━━━ Provided entries

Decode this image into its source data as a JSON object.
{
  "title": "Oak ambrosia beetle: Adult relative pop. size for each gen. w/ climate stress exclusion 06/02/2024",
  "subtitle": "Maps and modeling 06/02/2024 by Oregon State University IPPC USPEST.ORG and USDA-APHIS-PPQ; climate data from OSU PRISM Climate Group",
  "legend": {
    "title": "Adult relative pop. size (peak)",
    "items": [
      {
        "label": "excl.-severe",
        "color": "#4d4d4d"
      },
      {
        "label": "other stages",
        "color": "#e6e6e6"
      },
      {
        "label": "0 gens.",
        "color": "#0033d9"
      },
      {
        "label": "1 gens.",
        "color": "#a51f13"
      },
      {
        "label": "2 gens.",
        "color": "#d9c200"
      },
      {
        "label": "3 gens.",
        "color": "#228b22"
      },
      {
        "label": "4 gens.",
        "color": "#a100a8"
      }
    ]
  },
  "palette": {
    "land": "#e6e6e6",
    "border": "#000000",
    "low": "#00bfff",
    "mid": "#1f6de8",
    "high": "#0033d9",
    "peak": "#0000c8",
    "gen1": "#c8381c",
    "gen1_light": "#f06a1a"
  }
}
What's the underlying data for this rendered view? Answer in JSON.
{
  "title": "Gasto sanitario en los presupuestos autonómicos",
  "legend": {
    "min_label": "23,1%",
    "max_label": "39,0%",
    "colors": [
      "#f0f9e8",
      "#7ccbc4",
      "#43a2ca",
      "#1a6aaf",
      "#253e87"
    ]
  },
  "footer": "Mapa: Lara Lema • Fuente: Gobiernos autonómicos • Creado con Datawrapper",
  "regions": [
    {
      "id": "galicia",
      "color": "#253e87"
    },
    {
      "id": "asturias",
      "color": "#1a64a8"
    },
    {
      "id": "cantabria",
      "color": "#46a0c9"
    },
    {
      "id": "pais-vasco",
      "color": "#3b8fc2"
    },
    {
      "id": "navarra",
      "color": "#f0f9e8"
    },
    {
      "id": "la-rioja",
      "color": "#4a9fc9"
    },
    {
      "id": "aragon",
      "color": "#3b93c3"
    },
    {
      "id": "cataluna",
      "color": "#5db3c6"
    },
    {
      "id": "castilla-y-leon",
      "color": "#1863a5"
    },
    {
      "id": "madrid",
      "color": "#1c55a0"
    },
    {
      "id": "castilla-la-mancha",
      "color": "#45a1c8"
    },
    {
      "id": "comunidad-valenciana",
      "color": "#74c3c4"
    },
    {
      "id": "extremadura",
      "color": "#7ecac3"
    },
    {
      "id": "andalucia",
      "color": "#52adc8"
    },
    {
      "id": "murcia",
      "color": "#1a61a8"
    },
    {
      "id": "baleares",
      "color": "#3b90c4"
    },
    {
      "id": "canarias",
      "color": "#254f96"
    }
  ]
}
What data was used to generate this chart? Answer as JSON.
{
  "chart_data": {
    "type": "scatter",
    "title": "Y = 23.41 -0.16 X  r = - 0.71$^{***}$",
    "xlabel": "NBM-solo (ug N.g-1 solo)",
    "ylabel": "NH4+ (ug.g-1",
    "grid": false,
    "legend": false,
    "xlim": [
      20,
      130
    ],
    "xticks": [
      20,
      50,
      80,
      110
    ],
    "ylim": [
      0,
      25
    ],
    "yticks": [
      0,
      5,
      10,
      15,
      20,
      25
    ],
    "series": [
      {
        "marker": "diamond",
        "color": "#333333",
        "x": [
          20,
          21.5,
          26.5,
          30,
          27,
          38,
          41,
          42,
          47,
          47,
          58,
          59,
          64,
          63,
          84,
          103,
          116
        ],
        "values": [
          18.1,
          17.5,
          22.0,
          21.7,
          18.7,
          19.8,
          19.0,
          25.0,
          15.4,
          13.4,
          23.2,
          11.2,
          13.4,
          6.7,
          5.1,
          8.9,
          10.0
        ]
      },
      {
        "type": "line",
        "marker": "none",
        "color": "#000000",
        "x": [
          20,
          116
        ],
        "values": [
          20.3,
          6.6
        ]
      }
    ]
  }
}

━━━━━━

Given problem: Reproduce the full listing above, character for character.

Response to this task:
Decode this image into its source data as a JSON object.
{
  "title": "Oak ambrosia beetle: Adult relative pop. size for each gen. w/ climate stress exclusion 06/02/2024",
  "subtitle": "Maps and modeling 06/02/2024 by Oregon State University IPPC USPEST.ORG and USDA-APHIS-PPQ; climate data from OSU PRISM Climate Group",
  "legend": {
    "title": "Adult relative pop. size (peak)",
    "items": [
      {
        "label": "excl.-severe",
        "color": "#4d4d4d"
      },
      {
        "label": "other stages",
        "color": "#e6e6e6"
      },
      {
        "label": "0 gens.",
        "color": "#0033d9"
      },
      {
        "label": "1 gens.",
        "color": "#a51f13"
      },
      {
        "label": "2 gens.",
        "color": "#d9c200"
      },
      {
        "label": "3 gens.",
        "color": "#228b22"
      },
      {
        "label": "4 gens.",
        "color": "#a100a8"
      }
    ]
  },
  "palette": {
    "land": "#e6e6e6",
    "border": "#000000",
    "low": "#00bfff",
    "mid": "#1f6de8",
    "high": "#0033d9",
    "peak": "#0000c8",
    "gen1": "#c8381c",
    "gen1_light": "#f06a1a"
  }
}
What's the underlying data for this rendered view? Answer in JSON.
{
  "title": "Gasto sanitario en los presupuestos autonómicos",
  "legend": {
    "min_label": "23,1%",
    "max_label": "39,0%",
    "colors": [
      "#f0f9e8",
      "#7ccbc4",
      "#43a2ca",
      "#1a6aaf",
      "#253e87"
    ]
  },
  "footer": "Mapa: Lara Lema • Fuente: Gobiernos autonómicos • Creado con Datawrapper",
  "regions": [
    {
      "id": "galicia",
      "color": "#253e87"
    },
    {
      "id": "asturias",
      "color": "#1a64a8"
    },
    {
      "id": "cantabria",
      "color": "#46a0c9"
    },
    {
      "id": "pais-vasco",
      "color": "#3b8fc2"
    },
    {
      "id": "navarra",
      "color": "#f0f9e8"
    },
    {
      "id": "la-rioja",
      "color": "#4a9fc9"
    },
    {
      "id": "aragon",
      "color": "#3b93c3"
    },
    {
      "id": "cataluna",
      "color": "#5db3c6"
    },
    {
      "id": "castilla-y-leon",
      "color": "#1863a5"
    },
    {
      "id": "madrid",
      "color": "#1c55a0"
    },
    {
      "id": "castilla-la-mancha",
      "color": "#45a1c8"
    },
    {
      "id": "comunidad-valenciana",
      "color": "#74c3c4"
    },
    {
      "id": "extremadura",
      "color": "#7ecac3"
    },
    {
      "id": "andalucia",
      "color": "#52adc8"
    },
    {
      "id": "murcia",
      "color": "#1a61a8"
    },
    {
      "id": "baleares",
      "color": "#3b90c4"
    },
    {
      "id": "canarias",
      "color": "#254f96"
    }
  ]
}
What data was used to generate this chart? Answer as JSON.
{
  "chart_data": {
    "type": "scatter",
    "title": "Y = 23.41 -0.16 X  r = - 0.71$^{***}$",
    "xlabel": "NBM-solo (ug N.g-1 solo)",
    "ylabel": "NH4+ (ug.g-1",
    "grid": false,
    "legend": false,
    "xlim": [
      20,
      130
    ],
    "xticks": [
      20,
      50,
      80,
      110
    ],
    "ylim": [
      0,
      25
    ],
    "yticks": [
      0,
      5,
      10,
      15,
      20,
      25
    ],
    "series": [
      {
        "marker": "diamond",
        "color": "#333333",
        "x": [
          20,
          21.5,
          26.5,
          30,
          27,
          38,
          41,
          42,
          47,
          47,
          58,
          59,
          64,
          63,
          84,
          103,
          116
        ],
        "values": [
          18.1,
          17.5,
          22.0,
          21.7,
          18.7,
          19.8,
          19.0,
          25.0,
          15.4,
          13.4,
          23.2,
          11.2,
          13.4,
          6.7,
          5.1,
          8.9,
          10.0
        ]
      },
      {
        "type": "line",
        "marker": "none",
        "color": "#000000",
        "x": [
          20,
          116
        ],
        "values": [
          20.3,
          6.6
        ]
      }
    ]
  }
}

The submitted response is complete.